Word for word, write out the entries that follow, omitting all pictures.

*** Opening of Records for processing ***

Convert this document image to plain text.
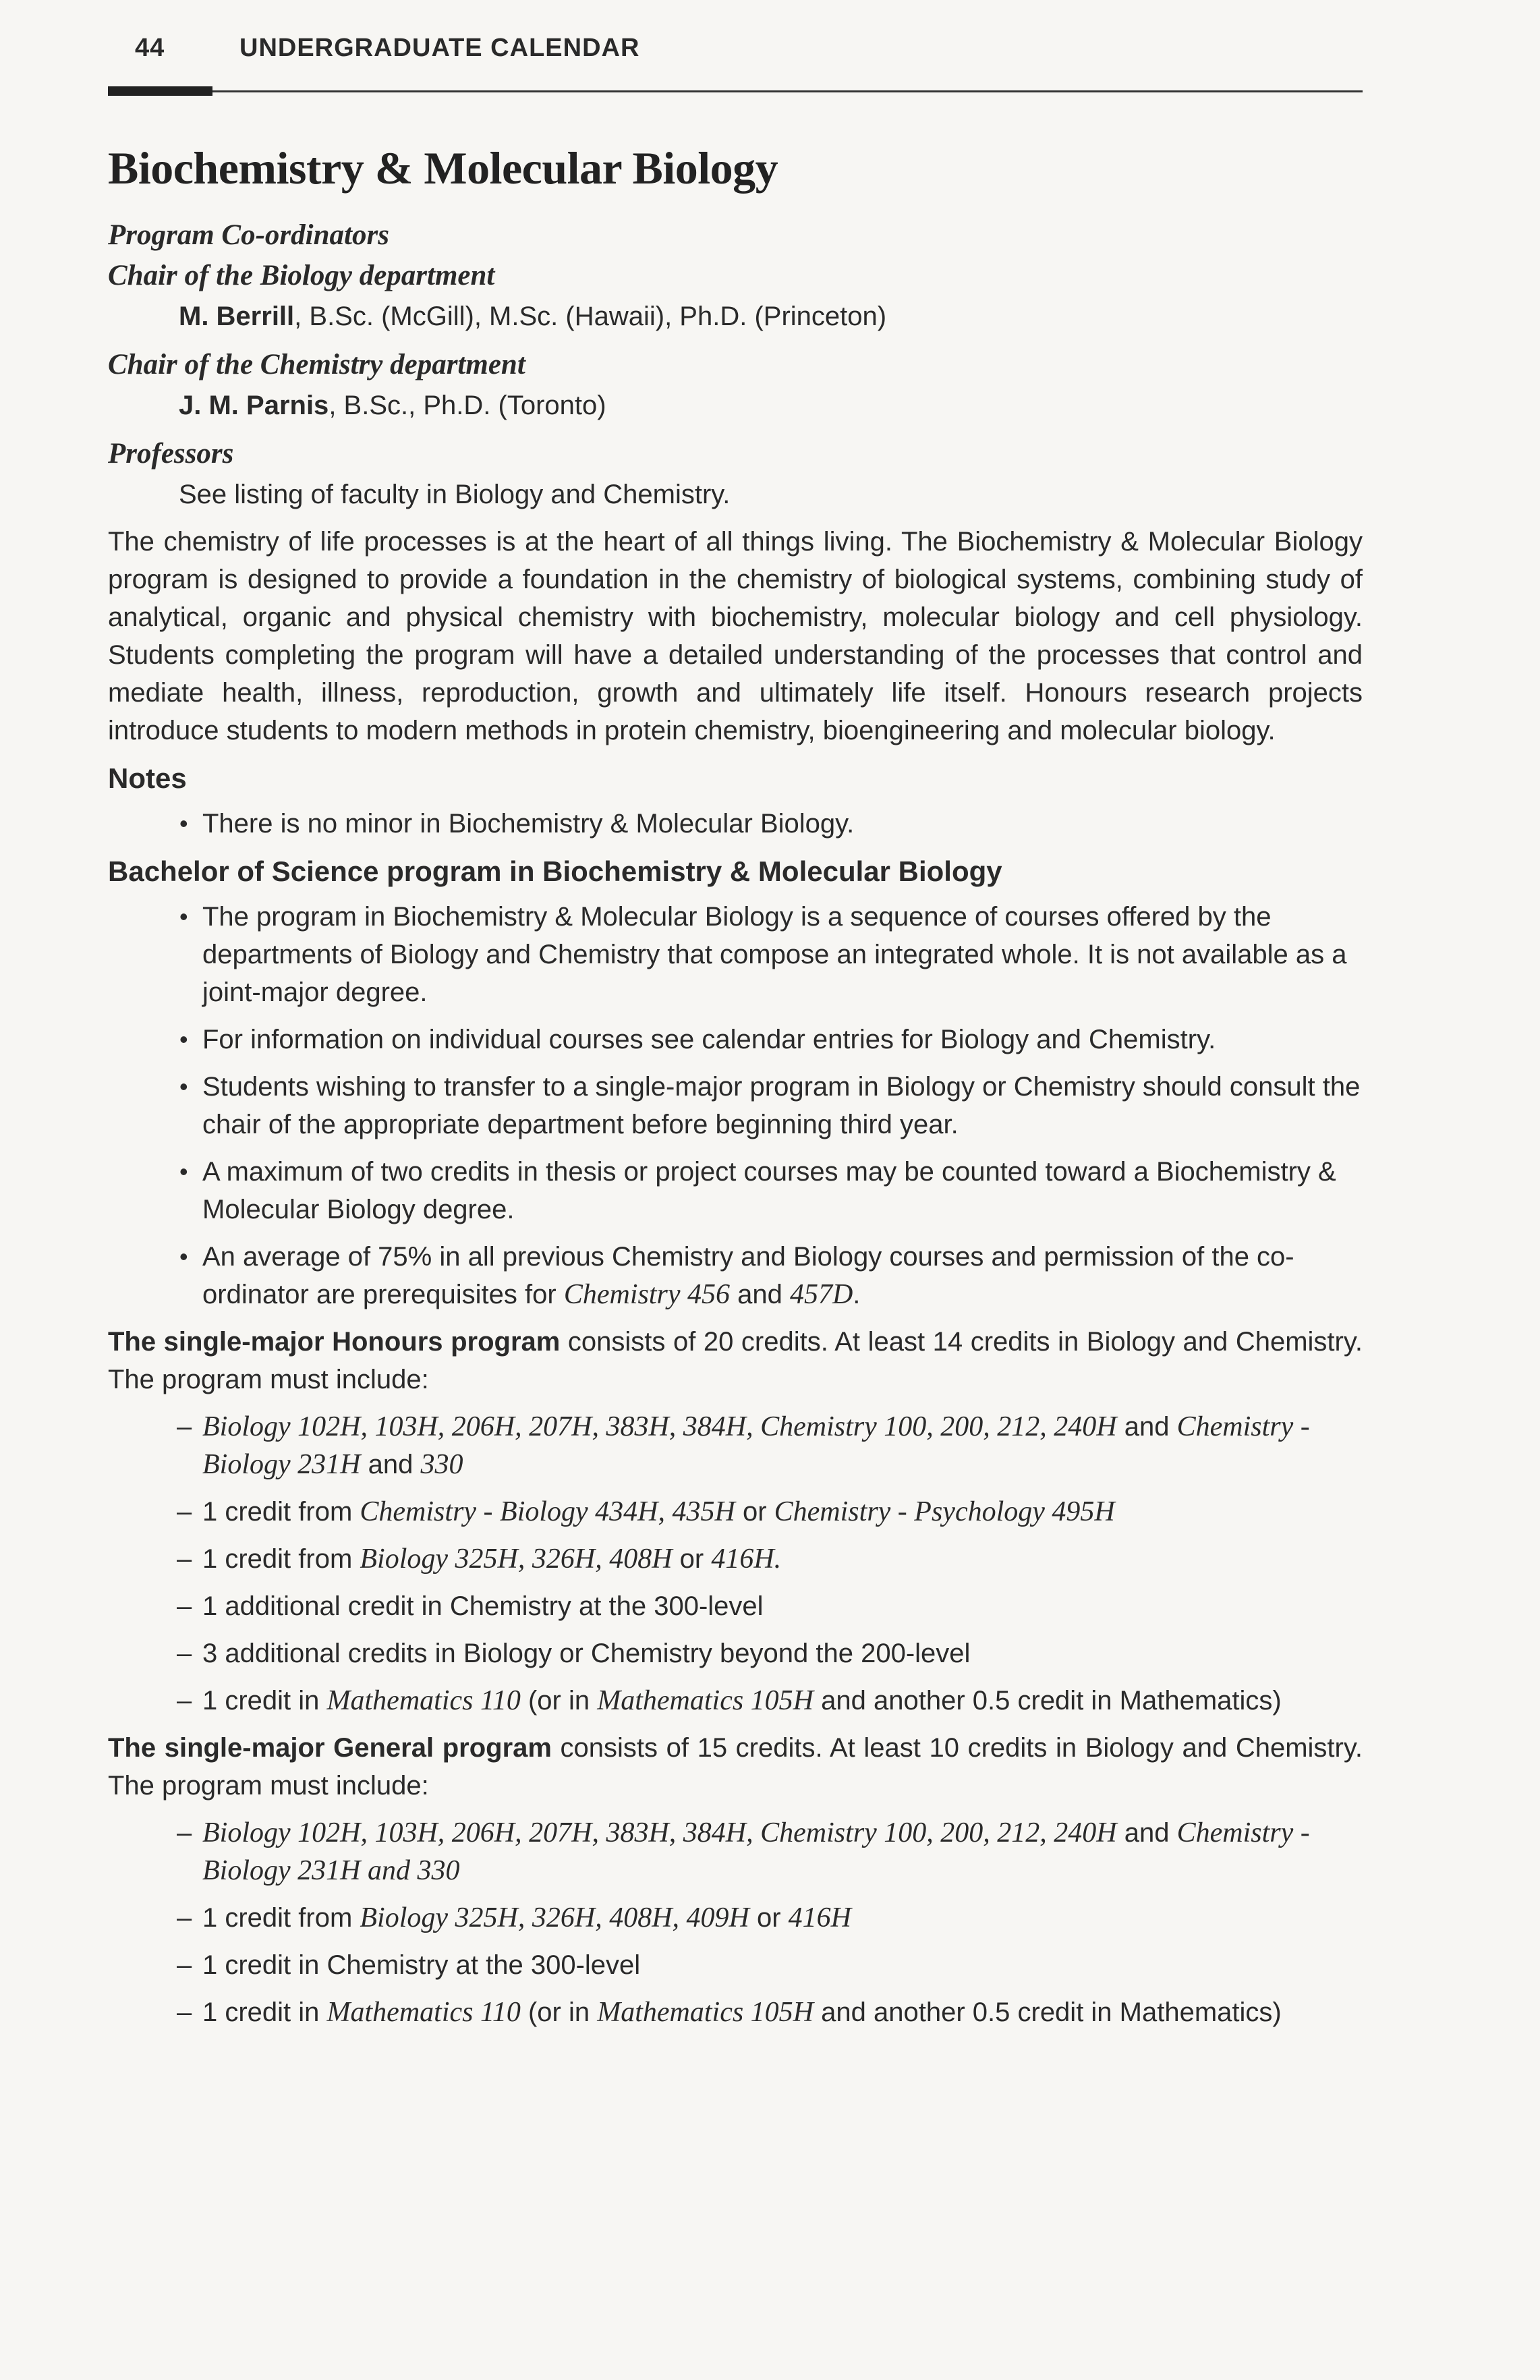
44	UNDERGRADUATE CALENDAR
Biochemistry & Molecular Biology

Program Co-ordinators

Chair of the Biology department

M. Berrill, B.Sc. (McGill), M.Sc. (Hawaii), Ph.D. (Princeton)

Chair of the Chemistry department

J. M. Parnis, B.Sc., Ph.D. (Toronto)

Professors

See listing of faculty in Biology and Chemistry.

The chemistry of life processes is at the heart of all things living. The Biochemistry & Molecular Biology program is designed to provide a foundation in the chemistry of biological systems, combining study of analytical, organic and physical chemistry with biochemistry, molecular biology and cell physiology. Students completing the program will have a detailed understanding of the processes that control and mediate health, illness, reproduction, growth and ultimately life itself. Honours research projects introduce students to modern methods in protein chemistry, bioengineering and molecular biology.

Notes

• There is no minor in Biochemistry & Molecular Biology.

Bachelor of Science program in Biochemistry & Molecular Biology

• The program in Biochemistry & Molecular Biology is a sequence of courses offered by the departments of Biology and Chemistry that compose an integrated whole. It is not available as a joint-major degree.
• For information on individual courses see calendar entries for Biology and Chemistry.
• Students wishing to transfer to a single-major program in Biology or Chemistry should consult the chair of the appropriate department before beginning third year.
• A maximum of two credits in thesis or project courses may be counted toward a Biochemistry & Molecular Biology degree.
• An average of 75% in all previous Chemistry and Biology courses and permission of the co-ordinator are prerequisites for Chemistry 456 and 457D.

The single-major Honours program consists of 20 credits. At least 14 credits in Biology and Chemistry. The program must include:

– Biology 102H, 103H, 206H, 207H, 383H, 384H, Chemistry 100, 200, 212, 240H and Chemistry - Biology 231H and 330
– 1 credit from Chemistry - Biology 434H, 435H or Chemistry - Psychology 495H
– 1 credit from Biology 325H, 326H, 408H or 416H.
– 1 additional credit in Chemistry at the 300-level
– 3 additional credits in Biology or Chemistry beyond the 200-level
– 1 credit in Mathematics 110 (or in Mathematics 105H and another 0.5 credit in Mathematics)

The single-major General program consists of 15 credits. At least 10 credits in Biology and Chemistry. The program must include:

– Biology 102H, 103H, 206H, 207H, 383H, 384H, Chemistry 100, 200, 212, 240H and Chemistry - Biology 231H and 330
– 1 credit from Biology 325H, 326H, 408H, 409H or 416H
– 1 credit in Chemistry at the 300-level
– 1 credit in Mathematics 110 (or in Mathematics 105H and another 0.5 credit in Mathematics)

*** Close of Records for processing ***

Solved problem:
Convert this document image to plain text.
44	UNDERGRADUATE CALENDAR
Biochemistry & Molecular Biology

Program Co-ordinators

Chair of the Biology department

M. Berrill, B.Sc. (McGill), M.Sc. (Hawaii), Ph.D. (Princeton)

Chair of the Chemistry department

J. M. Parnis, B.Sc., Ph.D. (Toronto)

Professors

See listing of faculty in Biology and Chemistry.

The chemistry of life processes is at the heart of all things living. The Biochemistry & Molecular Biology program is designed to provide a foundation in the chemistry of biological systems, combining study of analytical, organic and physical chemistry with biochemistry, molecular biology and cell physiology. Students completing the program will have a detailed understanding of the processes that control and mediate health, illness, reproduction, growth and ultimately life itself. Honours research projects introduce students to modern methods in protein chemistry, bioengineering and molecular biology.

Notes

• There is no minor in Biochemistry & Molecular Biology.

Bachelor of Science program in Biochemistry & Molecular Biology

• The program in Biochemistry & Molecular Biology is a sequence of courses offered by the departments of Biology and Chemistry that compose an integrated whole. It is not available as a joint-major degree.
• For information on individual courses see calendar entries for Biology and Chemistry.
• Students wishing to transfer to a single-major program in Biology or Chemistry should consult the chair of the appropriate department before beginning third year.
• A maximum of two credits in thesis or project courses may be counted toward a Biochemistry & Molecular Biology degree.
• An average of 75% in all previous Chemistry and Biology courses and permission of the co-ordinator are prerequisites for Chemistry 456 and 457D.

The single-major Honours program consists of 20 credits. At least 14 credits in Biology and Chemistry. The program must include:

– Biology 102H, 103H, 206H, 207H, 383H, 384H, Chemistry 100, 200, 212, 240H and Chemistry - Biology 231H and 330
– 1 credit from Chemistry - Biology 434H, 435H or Chemistry - Psychology 495H
– 1 credit from Biology 325H, 326H, 408H or 416H.
– 1 additional credit in Chemistry at the 300-level
– 3 additional credits in Biology or Chemistry beyond the 200-level
– 1 credit in Mathematics 110 (or in Mathematics 105H and another 0.5 credit in Mathematics)

The single-major General program consists of 15 credits. At least 10 credits in Biology and Chemistry. The program must include:

– Biology 102H, 103H, 206H, 207H, 383H, 384H, Chemistry 100, 200, 212, 240H and Chemistry - Biology 231H and 330
– 1 credit from Biology 325H, 326H, 408H, 409H or 416H
– 1 credit in Chemistry at the 300-level
– 1 credit in Mathematics 110 (or in Mathematics 105H and another 0.5 credit in Mathematics)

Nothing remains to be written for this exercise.